Collect every line in the records below that contains the word "门隔花深梦旧游".

▶ [Entries from a dataset]
────────
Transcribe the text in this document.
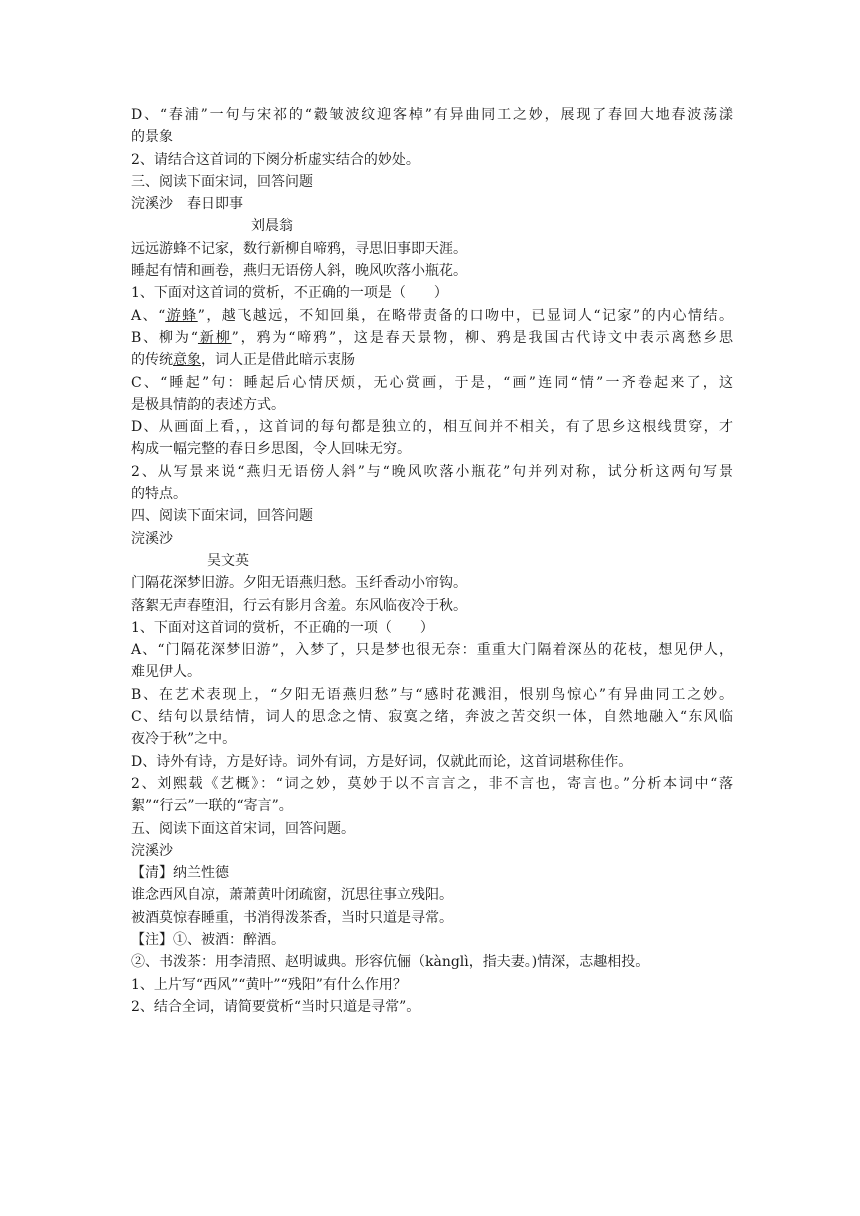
D、“春浦”一句与宋祁的“縠皱波纹迎客棹”有异曲同工之妙，展现了春回大地春波荡漾
的景象
2、请结合这首词的下阕分析虚实结合的妙处。
三、阅读下面宋词，回答问题
浣溪沙　春日即事
刘晨翁
远远游蜂不记家，数行新柳自啼鸦，寻思旧事即天涯。
睡起有情和画卷，燕归无语傍人斜，晚风吹落小瓶花。
1、下面对这首词的赏析，不正确的一项是（　　）
A、“游蜂”，越飞越远，不知回巢，在略带责备的口吻中，已显词人“记家”的内心情结。
B、柳为“新柳”，鸦为“啼鸦”，这是春天景物，柳、鸦是我国古代诗文中表示离愁乡思
的传统意象，词人正是借此暗示衷肠
C、“睡起”句：睡起后心情厌烦，无心赏画，于是，“画”连同“情”一齐卷起来了，这
是极具情韵的表述方式。
D、从画面上看，，这首词的每句都是独立的，相互间并不相关，有了思乡这根线贯穿，才
构成一幅完整的春日乡思图，令人回味无穷。
2、从写景来说“燕归无语傍人斜”与“晚风吹落小瓶花”句并列对称，试分析这两句写景
的特点。
四、阅读下面宋词，回答问题
浣溪沙
吴文英
门隔花深梦旧游。夕阳无语燕归愁。玉纤香动小帘钩。
落絮无声春堕泪，行云有影月含羞。东风临夜冷于秋。
1、下面对这首词的赏析，不正确的一项（　　）
A、“门隔花深梦旧游”，入梦了，只是梦也很无奈：重重大门隔着深丛的花枝，想见伊人，
难见伊人。
B、在艺术表现上，“夕阳无语燕归愁”与“感时花溅泪，恨别鸟惊心”有异曲同工之妙。
C、结句以景结情，词人的思念之情、寂寞之绪，奔波之苦交织一体，自然地融入“东风临
夜冷于秋”之中。
D、诗外有诗，方是好诗。词外有词，方是好词，仅就此而论，这首词堪称佳作。
2、刘熙载《艺概》：“词之妙，莫妙于以不言言之，非不言也，寄言也。”分析本词中“落
絮”“行云”一联的“寄言”。
五、阅读下面这首宋词，回答问题。
浣溪沙
【清】纳兰性德
谁念西风自凉，萧萧黄叶闭疏窗，沉思往事立残阳。
被酒莫惊春睡重，书消得泼茶香，当时只道是寻常。
【注】①、被酒：醉酒。
②、书泼茶：用李清照、赵明诚典。形容伉俪（kànglì，指夫妻。)情深，志趣相投。
1、上片写“西风”“黄叶”“残阳”有什么作用？
2、结合全词，请简要赏析“当时只道是寻常”。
────────
▶ [FINAL ANSWER]
门隔花深梦旧游。夕阳无语燕归愁。玉纤香动小帘钩。
A、“门隔花深梦旧游”，入梦了，只是梦也很无奈：重重大门隔着深丛的花枝，想见伊人，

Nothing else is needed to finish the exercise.